INPUT DATA:

++++++++

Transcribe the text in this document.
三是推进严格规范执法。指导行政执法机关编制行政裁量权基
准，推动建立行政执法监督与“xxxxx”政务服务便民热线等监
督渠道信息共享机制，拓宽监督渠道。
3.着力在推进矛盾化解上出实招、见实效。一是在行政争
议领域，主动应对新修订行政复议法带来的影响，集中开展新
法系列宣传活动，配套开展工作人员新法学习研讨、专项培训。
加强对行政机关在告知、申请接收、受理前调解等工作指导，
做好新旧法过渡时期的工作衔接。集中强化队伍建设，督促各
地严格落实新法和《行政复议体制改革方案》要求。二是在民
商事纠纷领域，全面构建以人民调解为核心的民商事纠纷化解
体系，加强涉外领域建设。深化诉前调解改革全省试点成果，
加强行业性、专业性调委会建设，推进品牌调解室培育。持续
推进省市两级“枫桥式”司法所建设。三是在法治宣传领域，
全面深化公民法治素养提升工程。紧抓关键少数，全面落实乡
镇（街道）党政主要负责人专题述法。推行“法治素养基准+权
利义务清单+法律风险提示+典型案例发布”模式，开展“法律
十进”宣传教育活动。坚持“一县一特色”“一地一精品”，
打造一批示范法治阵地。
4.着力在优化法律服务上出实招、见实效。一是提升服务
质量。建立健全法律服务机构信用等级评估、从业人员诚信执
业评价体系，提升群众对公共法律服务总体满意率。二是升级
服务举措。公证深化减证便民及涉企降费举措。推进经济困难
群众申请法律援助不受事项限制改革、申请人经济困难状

++++++++

WRITTEN PROBLEM:
Retype every record above exactly as written.

EXERCISE RESULT:
Transcribe the text in this document.
三是推进严格规范执法。指导行政执法机关编制行政裁量权基
准，推动建立行政执法监督与“xxxxx”政务服务便民热线等监
督渠道信息共享机制，拓宽监督渠道。
3.着力在推进矛盾化解上出实招、见实效。一是在行政争
议领域，主动应对新修订行政复议法带来的影响，集中开展新
法系列宣传活动，配套开展工作人员新法学习研讨、专项培训。
加强对行政机关在告知、申请接收、受理前调解等工作指导，
做好新旧法过渡时期的工作衔接。集中强化队伍建设，督促各
地严格落实新法和《行政复议体制改革方案》要求。二是在民
商事纠纷领域，全面构建以人民调解为核心的民商事纠纷化解
体系，加强涉外领域建设。深化诉前调解改革全省试点成果，
加强行业性、专业性调委会建设，推进品牌调解室培育。持续
推进省市两级“枫桥式”司法所建设。三是在法治宣传领域，
全面深化公民法治素养提升工程。紧抓关键少数，全面落实乡
镇（街道）党政主要负责人专题述法。推行“法治素养基准+权
利义务清单+法律风险提示+典型案例发布”模式，开展“法律
十进”宣传教育活动。坚持“一县一特色”“一地一精品”，
打造一批示范法治阵地。
4.着力在优化法律服务上出实招、见实效。一是提升服务
质量。建立健全法律服务机构信用等级评估、从业人员诚信执
业评价体系，提升群众对公共法律服务总体满意率。二是升级
服务举措。公证深化减证便民及涉企降费举措。推进经济困难
群众申请法律援助不受事项限制改革、申请人经济困难状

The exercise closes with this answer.